THE REQUEST
Check every line of the material below for the string "letter", and return the ones that have it.

AVAILABLE RECORDS
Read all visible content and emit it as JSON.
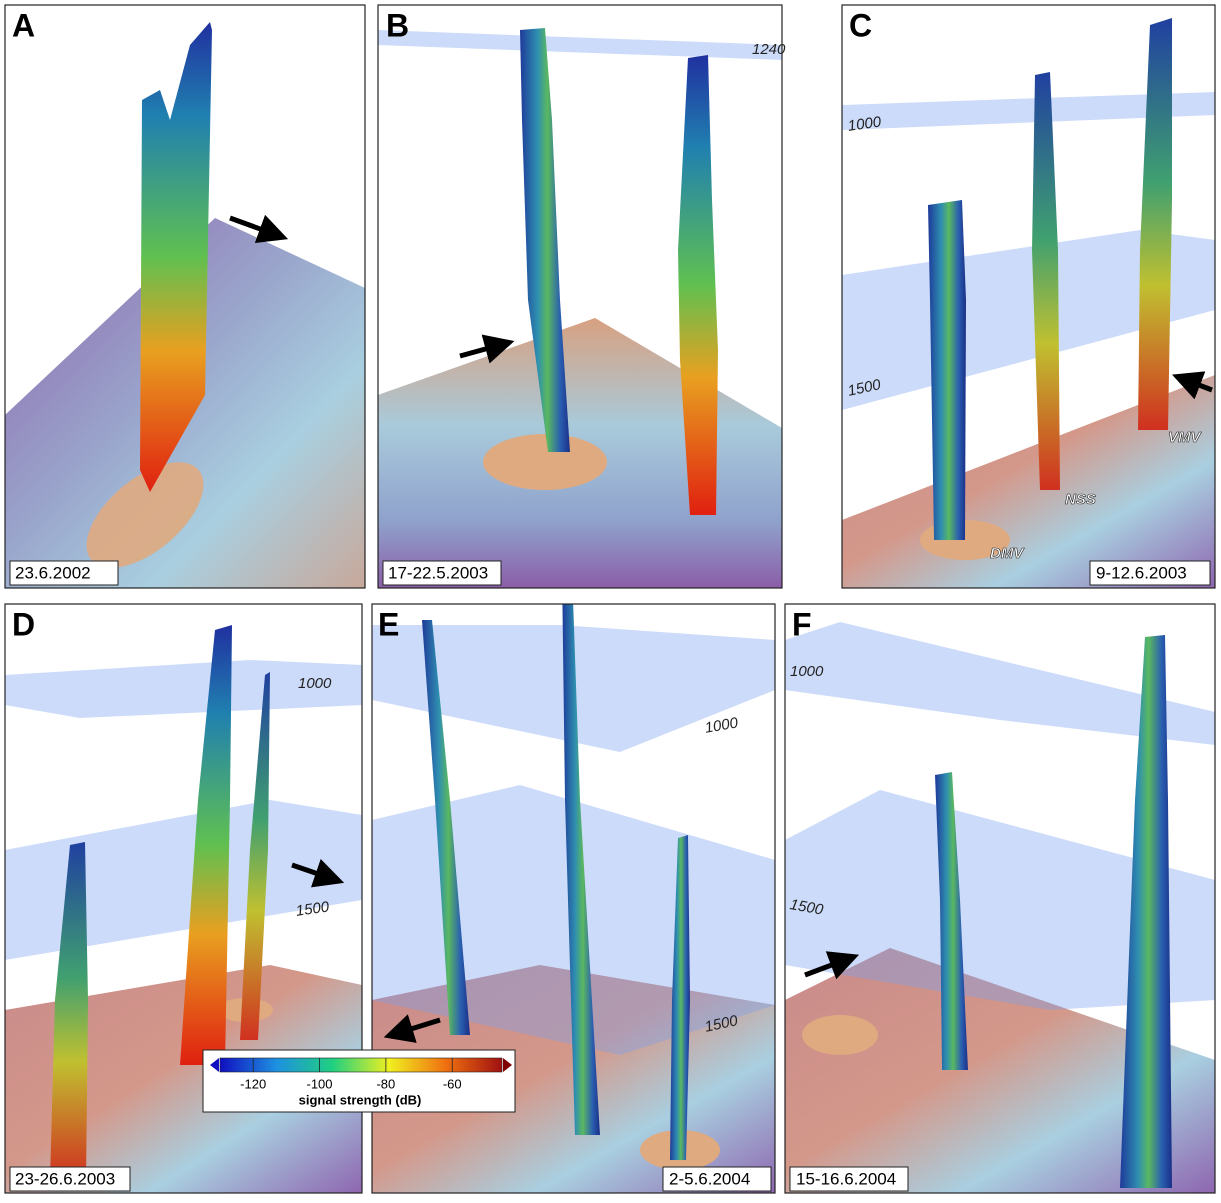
{
  "panels": [
    {
      "letter": "A",
      "date": "23.6.2002"
    },
    {
      "letter": "B",
      "date": "17-22.5.2003",
      "depth_labels": [
        "1240"
      ]
    },
    {
      "letter": "C",
      "date": "9-12.6.2003",
      "depth_labels": [
        "1000",
        "1500"
      ],
      "site_labels": [
        "VMV",
        "NSS",
        "DMV"
      ]
    },
    {
      "letter": "D",
      "date": "23-26.6.2003",
      "depth_labels": [
        "1000",
        "1500"
      ]
    },
    {
      "letter": "E",
      "date": "2-5.6.2004",
      "depth_labels": [
        "1000",
        "1500"
      ]
    },
    {
      "letter": "F",
      "date": "15-16.6.2004",
      "depth_labels": [
        "1000",
        "1500"
      ]
    }
  ],
  "colorbar": {
    "label": "signal strength (dB)",
    "lim": [
      -130,
      -45
    ],
    "ticks": [
      -120,
      -100,
      -80,
      -60
    ]
  }
}
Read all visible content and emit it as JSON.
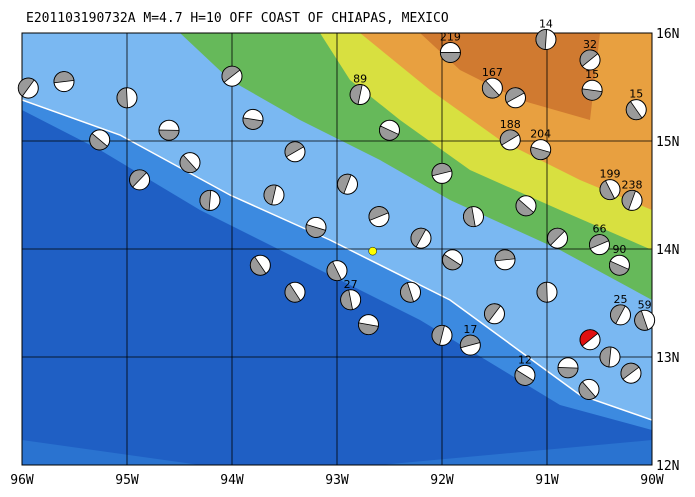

FULL ANSWER
      "letter": "A",
      "letter": "B",
      "letter": "C",
      "letter": "D",
      "letter": "E",
      "letter": "F",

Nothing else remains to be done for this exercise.